→ **Task directions**: Count every line in the entries that contains "China". Report that count alone.

>> Begin

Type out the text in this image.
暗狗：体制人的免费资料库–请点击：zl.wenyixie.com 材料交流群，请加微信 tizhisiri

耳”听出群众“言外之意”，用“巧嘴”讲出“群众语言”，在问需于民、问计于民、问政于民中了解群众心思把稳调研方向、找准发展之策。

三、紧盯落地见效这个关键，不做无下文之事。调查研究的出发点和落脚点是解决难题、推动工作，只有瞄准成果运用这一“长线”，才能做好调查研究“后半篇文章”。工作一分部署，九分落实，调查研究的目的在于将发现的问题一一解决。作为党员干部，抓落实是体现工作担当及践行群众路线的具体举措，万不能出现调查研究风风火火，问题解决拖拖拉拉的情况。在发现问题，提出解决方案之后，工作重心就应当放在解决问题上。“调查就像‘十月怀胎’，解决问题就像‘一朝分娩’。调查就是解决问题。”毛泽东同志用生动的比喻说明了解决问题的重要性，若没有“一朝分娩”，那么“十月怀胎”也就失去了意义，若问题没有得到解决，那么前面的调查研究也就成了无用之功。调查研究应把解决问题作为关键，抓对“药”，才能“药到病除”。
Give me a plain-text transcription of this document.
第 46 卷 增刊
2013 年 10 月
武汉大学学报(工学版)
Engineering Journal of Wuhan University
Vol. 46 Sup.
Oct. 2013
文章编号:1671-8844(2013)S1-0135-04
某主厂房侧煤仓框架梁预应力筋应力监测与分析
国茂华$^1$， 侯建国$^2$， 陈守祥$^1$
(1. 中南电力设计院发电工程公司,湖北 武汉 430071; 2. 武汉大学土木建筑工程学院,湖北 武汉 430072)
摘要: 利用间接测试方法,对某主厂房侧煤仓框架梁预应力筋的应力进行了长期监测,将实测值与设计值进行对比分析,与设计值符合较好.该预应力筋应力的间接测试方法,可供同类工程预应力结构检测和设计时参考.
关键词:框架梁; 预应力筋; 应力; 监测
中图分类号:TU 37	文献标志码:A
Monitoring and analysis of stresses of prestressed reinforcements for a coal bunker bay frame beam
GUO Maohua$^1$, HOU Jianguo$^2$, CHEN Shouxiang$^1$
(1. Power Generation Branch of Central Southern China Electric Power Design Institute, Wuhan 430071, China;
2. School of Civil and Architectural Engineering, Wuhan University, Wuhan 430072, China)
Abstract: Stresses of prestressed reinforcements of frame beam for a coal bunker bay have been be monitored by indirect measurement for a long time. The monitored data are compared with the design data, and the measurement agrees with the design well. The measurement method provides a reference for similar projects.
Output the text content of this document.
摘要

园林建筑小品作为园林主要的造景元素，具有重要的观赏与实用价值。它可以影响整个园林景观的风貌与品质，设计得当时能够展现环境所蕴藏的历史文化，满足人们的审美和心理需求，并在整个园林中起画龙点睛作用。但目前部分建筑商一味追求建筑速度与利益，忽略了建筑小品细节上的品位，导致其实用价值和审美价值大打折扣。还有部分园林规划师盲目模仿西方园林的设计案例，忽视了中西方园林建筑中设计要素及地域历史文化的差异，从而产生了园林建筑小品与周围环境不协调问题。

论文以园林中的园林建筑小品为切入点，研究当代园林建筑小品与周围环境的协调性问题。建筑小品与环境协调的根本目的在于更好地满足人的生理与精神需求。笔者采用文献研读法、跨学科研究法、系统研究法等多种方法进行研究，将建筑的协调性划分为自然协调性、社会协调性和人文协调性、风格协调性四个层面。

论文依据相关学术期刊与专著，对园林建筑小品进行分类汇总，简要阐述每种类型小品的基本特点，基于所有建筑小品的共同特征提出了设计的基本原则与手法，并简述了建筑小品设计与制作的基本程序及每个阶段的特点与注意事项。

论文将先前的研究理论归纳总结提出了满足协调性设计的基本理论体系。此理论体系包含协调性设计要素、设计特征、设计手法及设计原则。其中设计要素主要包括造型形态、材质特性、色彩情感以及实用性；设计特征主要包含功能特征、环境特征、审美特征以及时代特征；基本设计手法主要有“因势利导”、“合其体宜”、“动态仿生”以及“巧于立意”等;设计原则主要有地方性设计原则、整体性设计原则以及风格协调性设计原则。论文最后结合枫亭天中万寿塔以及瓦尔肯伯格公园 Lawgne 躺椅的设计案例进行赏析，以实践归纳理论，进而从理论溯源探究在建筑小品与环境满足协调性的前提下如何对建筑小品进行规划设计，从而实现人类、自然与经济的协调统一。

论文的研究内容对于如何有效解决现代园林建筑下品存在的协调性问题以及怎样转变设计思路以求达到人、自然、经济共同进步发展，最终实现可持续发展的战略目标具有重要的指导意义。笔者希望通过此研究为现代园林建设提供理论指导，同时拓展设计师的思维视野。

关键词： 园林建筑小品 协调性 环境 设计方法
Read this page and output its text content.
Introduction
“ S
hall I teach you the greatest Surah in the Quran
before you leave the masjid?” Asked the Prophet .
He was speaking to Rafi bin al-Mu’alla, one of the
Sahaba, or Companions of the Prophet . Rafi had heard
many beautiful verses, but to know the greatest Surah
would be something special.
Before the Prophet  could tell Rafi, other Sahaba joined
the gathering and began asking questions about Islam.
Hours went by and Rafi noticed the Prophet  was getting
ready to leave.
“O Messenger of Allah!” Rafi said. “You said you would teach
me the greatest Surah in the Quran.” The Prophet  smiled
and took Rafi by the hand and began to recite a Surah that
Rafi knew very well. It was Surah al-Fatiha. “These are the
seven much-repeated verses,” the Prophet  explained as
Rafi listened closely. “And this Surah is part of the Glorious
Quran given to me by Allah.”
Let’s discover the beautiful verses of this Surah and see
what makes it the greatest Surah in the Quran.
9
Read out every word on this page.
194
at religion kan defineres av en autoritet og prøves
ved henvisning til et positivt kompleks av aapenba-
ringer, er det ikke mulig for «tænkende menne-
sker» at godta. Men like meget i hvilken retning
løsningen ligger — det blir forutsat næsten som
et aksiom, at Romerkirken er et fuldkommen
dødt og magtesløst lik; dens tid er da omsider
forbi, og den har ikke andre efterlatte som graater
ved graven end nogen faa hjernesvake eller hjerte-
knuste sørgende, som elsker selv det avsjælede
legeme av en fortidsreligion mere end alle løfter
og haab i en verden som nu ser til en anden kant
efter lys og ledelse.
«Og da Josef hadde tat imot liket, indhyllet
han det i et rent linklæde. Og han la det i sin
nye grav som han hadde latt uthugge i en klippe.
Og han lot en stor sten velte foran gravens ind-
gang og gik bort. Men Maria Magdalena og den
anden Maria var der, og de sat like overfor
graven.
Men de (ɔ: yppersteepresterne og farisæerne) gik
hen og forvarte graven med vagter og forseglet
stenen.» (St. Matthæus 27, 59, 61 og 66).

>> End

→ **Expected answer**: 2